→ **AIM**: Each line below is to be written out in full, exactly as shown.

[Begin STORED DATA]

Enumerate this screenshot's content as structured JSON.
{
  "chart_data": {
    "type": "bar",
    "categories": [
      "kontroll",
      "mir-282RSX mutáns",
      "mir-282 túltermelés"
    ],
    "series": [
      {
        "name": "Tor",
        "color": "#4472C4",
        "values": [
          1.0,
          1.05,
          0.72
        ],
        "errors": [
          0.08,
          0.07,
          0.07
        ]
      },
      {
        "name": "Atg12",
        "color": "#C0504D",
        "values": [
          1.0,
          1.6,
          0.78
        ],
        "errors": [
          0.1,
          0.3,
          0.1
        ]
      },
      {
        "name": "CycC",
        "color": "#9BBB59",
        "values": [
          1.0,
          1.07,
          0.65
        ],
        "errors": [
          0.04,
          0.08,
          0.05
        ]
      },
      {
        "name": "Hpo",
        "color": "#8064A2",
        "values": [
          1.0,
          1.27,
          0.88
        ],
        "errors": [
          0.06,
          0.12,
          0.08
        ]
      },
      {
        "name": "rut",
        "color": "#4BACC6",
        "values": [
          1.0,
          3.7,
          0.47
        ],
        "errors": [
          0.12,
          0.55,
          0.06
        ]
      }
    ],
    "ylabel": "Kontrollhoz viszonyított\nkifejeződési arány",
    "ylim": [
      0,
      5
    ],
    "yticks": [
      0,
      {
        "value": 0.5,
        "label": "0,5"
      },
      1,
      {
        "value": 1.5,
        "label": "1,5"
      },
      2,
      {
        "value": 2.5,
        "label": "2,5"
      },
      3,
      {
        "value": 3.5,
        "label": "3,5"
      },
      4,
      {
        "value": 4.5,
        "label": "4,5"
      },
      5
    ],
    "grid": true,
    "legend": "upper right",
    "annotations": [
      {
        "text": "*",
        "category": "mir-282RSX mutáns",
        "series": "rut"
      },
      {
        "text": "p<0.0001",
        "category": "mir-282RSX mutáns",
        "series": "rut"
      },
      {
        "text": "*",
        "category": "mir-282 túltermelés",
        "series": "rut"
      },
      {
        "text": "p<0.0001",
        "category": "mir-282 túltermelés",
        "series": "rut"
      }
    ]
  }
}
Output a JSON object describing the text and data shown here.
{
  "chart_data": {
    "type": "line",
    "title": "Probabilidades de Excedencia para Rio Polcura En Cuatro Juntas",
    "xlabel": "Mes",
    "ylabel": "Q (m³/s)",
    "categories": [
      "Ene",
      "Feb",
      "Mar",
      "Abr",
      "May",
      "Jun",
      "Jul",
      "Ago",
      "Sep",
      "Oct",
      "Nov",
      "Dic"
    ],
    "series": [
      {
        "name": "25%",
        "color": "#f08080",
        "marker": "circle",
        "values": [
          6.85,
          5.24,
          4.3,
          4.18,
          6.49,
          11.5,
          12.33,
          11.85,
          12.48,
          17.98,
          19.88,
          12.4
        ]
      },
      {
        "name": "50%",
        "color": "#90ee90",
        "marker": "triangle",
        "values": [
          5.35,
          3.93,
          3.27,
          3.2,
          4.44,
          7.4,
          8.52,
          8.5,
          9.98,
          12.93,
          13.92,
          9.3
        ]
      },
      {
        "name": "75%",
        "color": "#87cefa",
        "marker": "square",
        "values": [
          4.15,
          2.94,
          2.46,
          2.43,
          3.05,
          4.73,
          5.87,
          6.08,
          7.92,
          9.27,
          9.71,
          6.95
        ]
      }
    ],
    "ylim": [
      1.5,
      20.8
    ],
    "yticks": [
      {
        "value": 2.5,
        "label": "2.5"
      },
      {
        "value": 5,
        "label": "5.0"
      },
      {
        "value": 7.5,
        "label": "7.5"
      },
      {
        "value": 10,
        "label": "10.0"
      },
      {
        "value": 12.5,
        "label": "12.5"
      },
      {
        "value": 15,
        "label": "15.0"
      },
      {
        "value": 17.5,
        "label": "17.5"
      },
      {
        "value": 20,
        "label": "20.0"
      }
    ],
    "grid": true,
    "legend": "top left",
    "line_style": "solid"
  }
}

[End STORED DATA]

→ **RESULT FOR THIS TASK**:
Enumerate this screenshot's content as structured JSON.
{
  "chart_data": {
    "type": "bar",
    "categories": [
      "kontroll",
      "mir-282RSX mutáns",
      "mir-282 túltermelés"
    ],
    "series": [
      {
        "name": "Tor",
        "color": "#4472C4",
        "values": [
          1.0,
          1.05,
          0.72
        ],
        "errors": [
          0.08,
          0.07,
          0.07
        ]
      },
      {
        "name": "Atg12",
        "color": "#C0504D",
        "values": [
          1.0,
          1.6,
          0.78
        ],
        "errors": [
          0.1,
          0.3,
          0.1
        ]
      },
      {
        "name": "CycC",
        "color": "#9BBB59",
        "values": [
          1.0,
          1.07,
          0.65
        ],
        "errors": [
          0.04,
          0.08,
          0.05
        ]
      },
      {
        "name": "Hpo",
        "color": "#8064A2",
        "values": [
          1.0,
          1.27,
          0.88
        ],
        "errors": [
          0.06,
          0.12,
          0.08
        ]
      },
      {
        "name": "rut",
        "color": "#4BACC6",
        "values": [
          1.0,
          3.7,
          0.47
        ],
        "errors": [
          0.12,
          0.55,
          0.06
        ]
      }
    ],
    "ylabel": "Kontrollhoz viszonyított\nkifejeződési arány",
    "ylim": [
      0,
      5
    ],
    "yticks": [
      0,
      {
        "value": 0.5,
        "label": "0,5"
      },
      1,
      {
        "value": 1.5,
        "label": "1,5"
      },
      2,
      {
        "value": 2.5,
        "label": "2,5"
      },
      3,
      {
        "value": 3.5,
        "label": "3,5"
      },
      4,
      {
        "value": 4.5,
        "label": "4,5"
      },
      5
    ],
    "grid": true,
    "legend": "upper right",
    "annotations": [
      {
        "text": "*",
        "category": "mir-282RSX mutáns",
        "series": "rut"
      },
      {
        "text": "p<0.0001",
        "category": "mir-282RSX mutáns",
        "series": "rut"
      },
      {
        "text": "*",
        "category": "mir-282 túltermelés",
        "series": "rut"
      },
      {
        "text": "p<0.0001",
        "category": "mir-282 túltermelés",
        "series": "rut"
      }
    ]
  }
}
Output a JSON object describing the text and data shown here.
{
  "chart_data": {
    "type": "line",
    "title": "Probabilidades de Excedencia para Rio Polcura En Cuatro Juntas",
    "xlabel": "Mes",
    "ylabel": "Q (m³/s)",
    "categories": [
      "Ene",
      "Feb",
      "Mar",
      "Abr",
      "May",
      "Jun",
      "Jul",
      "Ago",
      "Sep",
      "Oct",
      "Nov",
      "Dic"
    ],
    "series": [
      {
        "name": "25%",
        "color": "#f08080",
        "marker": "circle",
        "values": [
          6.85,
          5.24,
          4.3,
          4.18,
          6.49,
          11.5,
          12.33,
          11.85,
          12.48,
          17.98,
          19.88,
          12.4
        ]
      },
      {
        "name": "50%",
        "color": "#90ee90",
        "marker": "triangle",
        "values": [
          5.35,
          3.93,
          3.27,
          3.2,
          4.44,
          7.4,
          8.52,
          8.5,
          9.98,
          12.93,
          13.92,
          9.3
        ]
      },
      {
        "name": "75%",
        "color": "#87cefa",
        "marker": "square",
        "values": [
          4.15,
          2.94,
          2.46,
          2.43,
          3.05,
          4.73,
          5.87,
          6.08,
          7.92,
          9.27,
          9.71,
          6.95
        ]
      }
    ],
    "ylim": [
      1.5,
      20.8
    ],
    "yticks": [
      {
        "value": 2.5,
        "label": "2.5"
      },
      {
        "value": 5,
        "label": "5.0"
      },
      {
        "value": 7.5,
        "label": "7.5"
      },
      {
        "value": 10,
        "label": "10.0"
      },
      {
        "value": 12.5,
        "label": "12.5"
      },
      {
        "value": 15,
        "label": "15.0"
      },
      {
        "value": 17.5,
        "label": "17.5"
      },
      {
        "value": 20,
        "label": "20.0"
      }
    ],
    "grid": true,
    "legend": "top left",
    "line_style": "solid"
  }
}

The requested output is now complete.